▸ **SHORT TASK**:
In the material below, the lines containing the word "this" are required; copy each of them.

▸ **LISTED ENTRIES**:
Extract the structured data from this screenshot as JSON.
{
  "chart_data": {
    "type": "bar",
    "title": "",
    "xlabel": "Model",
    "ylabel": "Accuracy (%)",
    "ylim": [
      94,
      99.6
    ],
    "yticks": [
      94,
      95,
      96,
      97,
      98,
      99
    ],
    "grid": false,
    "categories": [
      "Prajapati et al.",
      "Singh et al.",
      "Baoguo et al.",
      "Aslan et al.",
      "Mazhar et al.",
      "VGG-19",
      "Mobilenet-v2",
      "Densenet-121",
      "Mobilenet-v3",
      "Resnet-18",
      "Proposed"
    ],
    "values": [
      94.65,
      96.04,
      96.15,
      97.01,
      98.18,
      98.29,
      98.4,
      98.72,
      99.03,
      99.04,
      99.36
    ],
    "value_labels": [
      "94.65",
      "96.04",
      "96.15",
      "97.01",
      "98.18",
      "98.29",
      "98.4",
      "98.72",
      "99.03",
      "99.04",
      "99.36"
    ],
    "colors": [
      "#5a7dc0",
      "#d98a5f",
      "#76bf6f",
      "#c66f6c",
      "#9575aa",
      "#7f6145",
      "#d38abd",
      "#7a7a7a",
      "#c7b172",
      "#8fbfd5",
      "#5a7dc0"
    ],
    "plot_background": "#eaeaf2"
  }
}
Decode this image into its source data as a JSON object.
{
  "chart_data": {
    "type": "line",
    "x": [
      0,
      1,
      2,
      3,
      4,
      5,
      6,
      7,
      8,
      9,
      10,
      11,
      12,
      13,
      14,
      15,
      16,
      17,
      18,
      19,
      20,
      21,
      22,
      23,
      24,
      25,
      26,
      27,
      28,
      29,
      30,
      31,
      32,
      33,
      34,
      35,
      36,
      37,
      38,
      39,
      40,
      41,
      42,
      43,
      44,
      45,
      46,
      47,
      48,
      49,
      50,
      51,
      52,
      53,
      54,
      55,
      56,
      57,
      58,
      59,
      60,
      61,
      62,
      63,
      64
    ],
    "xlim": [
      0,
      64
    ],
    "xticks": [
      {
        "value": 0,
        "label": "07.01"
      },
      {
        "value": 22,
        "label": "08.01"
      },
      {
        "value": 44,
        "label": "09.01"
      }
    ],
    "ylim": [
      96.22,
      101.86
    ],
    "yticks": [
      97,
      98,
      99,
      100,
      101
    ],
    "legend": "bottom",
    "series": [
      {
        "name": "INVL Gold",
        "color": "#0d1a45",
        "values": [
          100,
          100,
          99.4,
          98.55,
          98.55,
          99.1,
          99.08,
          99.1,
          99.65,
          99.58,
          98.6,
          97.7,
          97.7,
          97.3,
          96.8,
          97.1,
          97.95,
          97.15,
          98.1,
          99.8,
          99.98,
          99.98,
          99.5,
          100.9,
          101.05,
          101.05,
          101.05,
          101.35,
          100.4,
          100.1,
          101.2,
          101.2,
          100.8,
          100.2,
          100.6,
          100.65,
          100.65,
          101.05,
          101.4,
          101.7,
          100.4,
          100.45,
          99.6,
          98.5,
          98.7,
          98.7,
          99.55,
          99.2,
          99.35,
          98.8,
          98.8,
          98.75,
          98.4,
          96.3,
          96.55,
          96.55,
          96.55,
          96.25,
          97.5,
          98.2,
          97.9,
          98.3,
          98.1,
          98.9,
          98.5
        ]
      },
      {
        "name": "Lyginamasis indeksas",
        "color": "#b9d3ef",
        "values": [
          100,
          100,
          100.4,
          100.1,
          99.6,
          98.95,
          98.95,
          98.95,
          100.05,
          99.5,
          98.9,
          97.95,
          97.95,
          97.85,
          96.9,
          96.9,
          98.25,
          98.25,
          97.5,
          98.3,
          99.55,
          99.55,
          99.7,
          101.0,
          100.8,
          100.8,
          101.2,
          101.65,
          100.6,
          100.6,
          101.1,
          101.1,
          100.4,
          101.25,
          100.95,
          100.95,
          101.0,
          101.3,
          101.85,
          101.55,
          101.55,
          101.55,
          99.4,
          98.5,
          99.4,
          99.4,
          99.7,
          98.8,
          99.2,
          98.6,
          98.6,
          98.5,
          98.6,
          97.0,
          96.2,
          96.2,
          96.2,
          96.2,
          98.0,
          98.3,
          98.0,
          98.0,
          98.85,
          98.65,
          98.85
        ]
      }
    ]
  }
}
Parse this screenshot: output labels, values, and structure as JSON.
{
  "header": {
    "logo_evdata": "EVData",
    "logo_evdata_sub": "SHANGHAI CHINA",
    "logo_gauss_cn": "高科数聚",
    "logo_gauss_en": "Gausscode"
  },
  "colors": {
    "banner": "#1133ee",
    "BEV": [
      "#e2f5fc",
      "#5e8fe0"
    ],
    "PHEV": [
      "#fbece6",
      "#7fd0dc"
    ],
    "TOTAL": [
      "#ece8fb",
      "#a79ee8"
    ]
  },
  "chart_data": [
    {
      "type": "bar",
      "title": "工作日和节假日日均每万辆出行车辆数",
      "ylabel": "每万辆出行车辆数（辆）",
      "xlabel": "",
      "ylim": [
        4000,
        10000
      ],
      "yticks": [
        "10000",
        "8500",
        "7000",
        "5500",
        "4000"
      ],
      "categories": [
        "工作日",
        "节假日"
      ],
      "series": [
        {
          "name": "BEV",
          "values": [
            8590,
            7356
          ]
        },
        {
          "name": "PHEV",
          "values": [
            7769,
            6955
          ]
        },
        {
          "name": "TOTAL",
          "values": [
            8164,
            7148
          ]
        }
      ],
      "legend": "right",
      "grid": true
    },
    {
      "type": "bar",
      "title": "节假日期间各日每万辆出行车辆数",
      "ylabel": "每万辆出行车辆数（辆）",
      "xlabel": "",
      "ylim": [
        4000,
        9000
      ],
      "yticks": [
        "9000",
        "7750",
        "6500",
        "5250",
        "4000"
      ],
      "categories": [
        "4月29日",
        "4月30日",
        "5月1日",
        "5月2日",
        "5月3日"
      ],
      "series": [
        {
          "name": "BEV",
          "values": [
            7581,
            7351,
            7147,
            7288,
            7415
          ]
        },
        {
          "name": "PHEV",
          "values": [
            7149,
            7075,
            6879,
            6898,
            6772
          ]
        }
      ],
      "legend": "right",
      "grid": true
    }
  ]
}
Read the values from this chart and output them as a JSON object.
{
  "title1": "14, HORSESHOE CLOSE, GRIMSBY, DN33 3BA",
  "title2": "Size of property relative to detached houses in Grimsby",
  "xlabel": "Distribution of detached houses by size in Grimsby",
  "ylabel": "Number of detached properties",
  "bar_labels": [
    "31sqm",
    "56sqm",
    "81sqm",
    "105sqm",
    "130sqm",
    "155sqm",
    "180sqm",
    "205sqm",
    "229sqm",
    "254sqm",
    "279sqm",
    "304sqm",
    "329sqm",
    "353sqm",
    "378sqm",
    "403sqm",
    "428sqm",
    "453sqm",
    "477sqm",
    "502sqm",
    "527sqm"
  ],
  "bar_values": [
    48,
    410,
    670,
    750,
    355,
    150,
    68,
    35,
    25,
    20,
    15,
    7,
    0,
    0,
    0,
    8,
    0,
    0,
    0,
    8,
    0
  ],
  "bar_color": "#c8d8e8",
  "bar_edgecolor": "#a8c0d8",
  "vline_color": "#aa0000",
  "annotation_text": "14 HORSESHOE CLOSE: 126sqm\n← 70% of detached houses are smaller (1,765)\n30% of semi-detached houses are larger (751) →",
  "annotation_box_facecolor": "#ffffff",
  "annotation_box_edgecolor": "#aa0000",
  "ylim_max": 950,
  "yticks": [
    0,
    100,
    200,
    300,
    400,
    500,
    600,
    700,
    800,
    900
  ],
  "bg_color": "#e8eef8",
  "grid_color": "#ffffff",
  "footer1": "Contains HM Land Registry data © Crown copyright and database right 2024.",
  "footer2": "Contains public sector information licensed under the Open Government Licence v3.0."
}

▸ **TASK RESPONSE**:
Extract the structured data from this screenshot as JSON.
Decode this image into its source data as a JSON object.
Parse this screenshot: output labels, values, and structure as JSON.
Read the values from this chart and output them as a JSON object.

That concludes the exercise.